Restate the records in their entirety, word for word.

**Dataset extract:**
· · · · · · ·
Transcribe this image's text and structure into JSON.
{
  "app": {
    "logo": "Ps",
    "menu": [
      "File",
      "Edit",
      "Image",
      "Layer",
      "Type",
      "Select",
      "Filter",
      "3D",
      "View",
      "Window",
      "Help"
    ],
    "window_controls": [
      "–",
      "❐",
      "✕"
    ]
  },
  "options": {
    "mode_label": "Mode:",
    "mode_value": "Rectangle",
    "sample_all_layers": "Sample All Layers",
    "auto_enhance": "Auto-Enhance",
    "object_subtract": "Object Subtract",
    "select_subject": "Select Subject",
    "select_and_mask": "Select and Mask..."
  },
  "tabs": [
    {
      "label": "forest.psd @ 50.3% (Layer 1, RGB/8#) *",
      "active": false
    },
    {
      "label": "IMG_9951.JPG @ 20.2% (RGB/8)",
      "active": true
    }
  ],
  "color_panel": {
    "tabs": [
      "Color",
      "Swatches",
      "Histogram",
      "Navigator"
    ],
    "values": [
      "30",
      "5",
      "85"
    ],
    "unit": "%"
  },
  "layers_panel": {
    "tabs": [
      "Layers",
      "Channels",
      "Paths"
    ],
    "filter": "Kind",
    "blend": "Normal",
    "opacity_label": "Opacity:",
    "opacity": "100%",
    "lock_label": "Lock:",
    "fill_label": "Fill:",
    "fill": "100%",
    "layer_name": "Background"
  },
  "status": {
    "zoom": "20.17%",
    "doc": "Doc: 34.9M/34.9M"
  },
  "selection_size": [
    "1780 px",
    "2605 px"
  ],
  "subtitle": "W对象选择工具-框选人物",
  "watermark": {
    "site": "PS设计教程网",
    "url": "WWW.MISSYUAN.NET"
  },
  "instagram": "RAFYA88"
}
· · · · · · ·
**Reply to the exercise:**
Transcribe this image's text and structure into JSON.
{
  "app": {
    "logo": "Ps",
    "menu": [
      "File",
      "Edit",
      "Image",
      "Layer",
      "Type",
      "Select",
      "Filter",
      "3D",
      "View",
      "Window",
      "Help"
    ],
    "window_controls": [
      "–",
      "❐",
      "✕"
    ]
  },
  "options": {
    "mode_label": "Mode:",
    "mode_value": "Rectangle",
    "sample_all_layers": "Sample All Layers",
    "auto_enhance": "Auto-Enhance",
    "object_subtract": "Object Subtract",
    "select_subject": "Select Subject",
    "select_and_mask": "Select and Mask..."
  },
  "tabs": [
    {
      "label": "forest.psd @ 50.3% (Layer 1, RGB/8#) *",
      "active": false
    },
    {
      "label": "IMG_9951.JPG @ 20.2% (RGB/8)",
      "active": true
    }
  ],
  "color_panel": {
    "tabs": [
      "Color",
      "Swatches",
      "Histogram",
      "Navigator"
    ],
    "values": [
      "30",
      "5",
      "85"
    ],
    "unit": "%"
  },
  "layers_panel": {
    "tabs": [
      "Layers",
      "Channels",
      "Paths"
    ],
    "filter": "Kind",
    "blend": "Normal",
    "opacity_label": "Opacity:",
    "opacity": "100%",
    "lock_label": "Lock:",
    "fill_label": "Fill:",
    "fill": "100%",
    "layer_name": "Background"
  },
  "status": {
    "zoom": "20.17%",
    "doc": "Doc: 34.9M/34.9M"
  },
  "selection_size": [
    "1780 px",
    "2605 px"
  ],
  "subtitle": "W对象选择工具-框选人物",
  "watermark": {
    "site": "PS设计教程网",
    "url": "WWW.MISSYUAN.NET"
  },
  "instagram": "RAFYA88"
}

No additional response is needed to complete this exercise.